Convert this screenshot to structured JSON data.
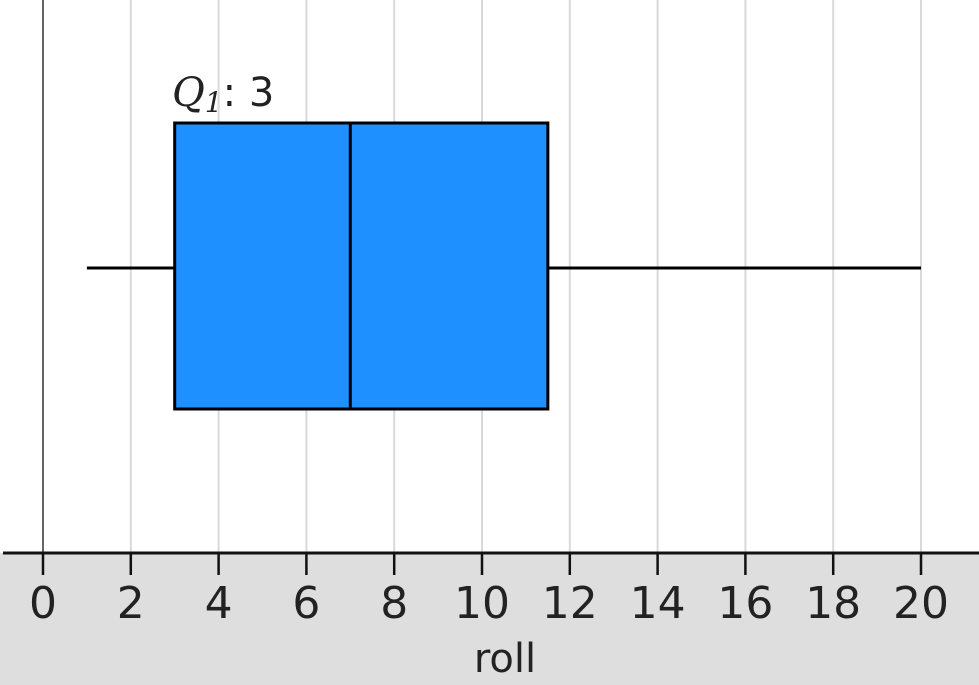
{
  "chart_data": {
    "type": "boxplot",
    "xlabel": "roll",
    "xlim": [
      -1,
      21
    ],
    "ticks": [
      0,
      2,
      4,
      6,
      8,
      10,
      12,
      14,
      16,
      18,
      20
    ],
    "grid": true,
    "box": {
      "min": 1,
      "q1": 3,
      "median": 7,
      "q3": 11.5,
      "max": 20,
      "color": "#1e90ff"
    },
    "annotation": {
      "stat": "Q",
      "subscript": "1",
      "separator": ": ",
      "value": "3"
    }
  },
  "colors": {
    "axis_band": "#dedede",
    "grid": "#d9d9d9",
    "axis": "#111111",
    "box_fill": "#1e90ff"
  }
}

## EXERCISE DESCRIPTION
Repeat the records above exactly, leaving out the pictures.

## ANSWER IN FULL
Convert this screenshot to structured JSON data.
{
  "chart_data": {
    "type": "boxplot",
    "xlabel": "roll",
    "xlim": [
      -1,
      21
    ],
    "ticks": [
      0,
      2,
      4,
      6,
      8,
      10,
      12,
      14,
      16,
      18,
      20
    ],
    "grid": true,
    "box": {
      "min": 1,
      "q1": 3,
      "median": 7,
      "q3": 11.5,
      "max": 20,
      "color": "#1e90ff"
    },
    "annotation": {
      "stat": "Q",
      "subscript": "1",
      "separator": ": ",
      "value": "3"
    }
  },
  "colors": {
    "axis_band": "#dedede",
    "grid": "#d9d9d9",
    "axis": "#111111",
    "box_fill": "#1e90ff"
  }
}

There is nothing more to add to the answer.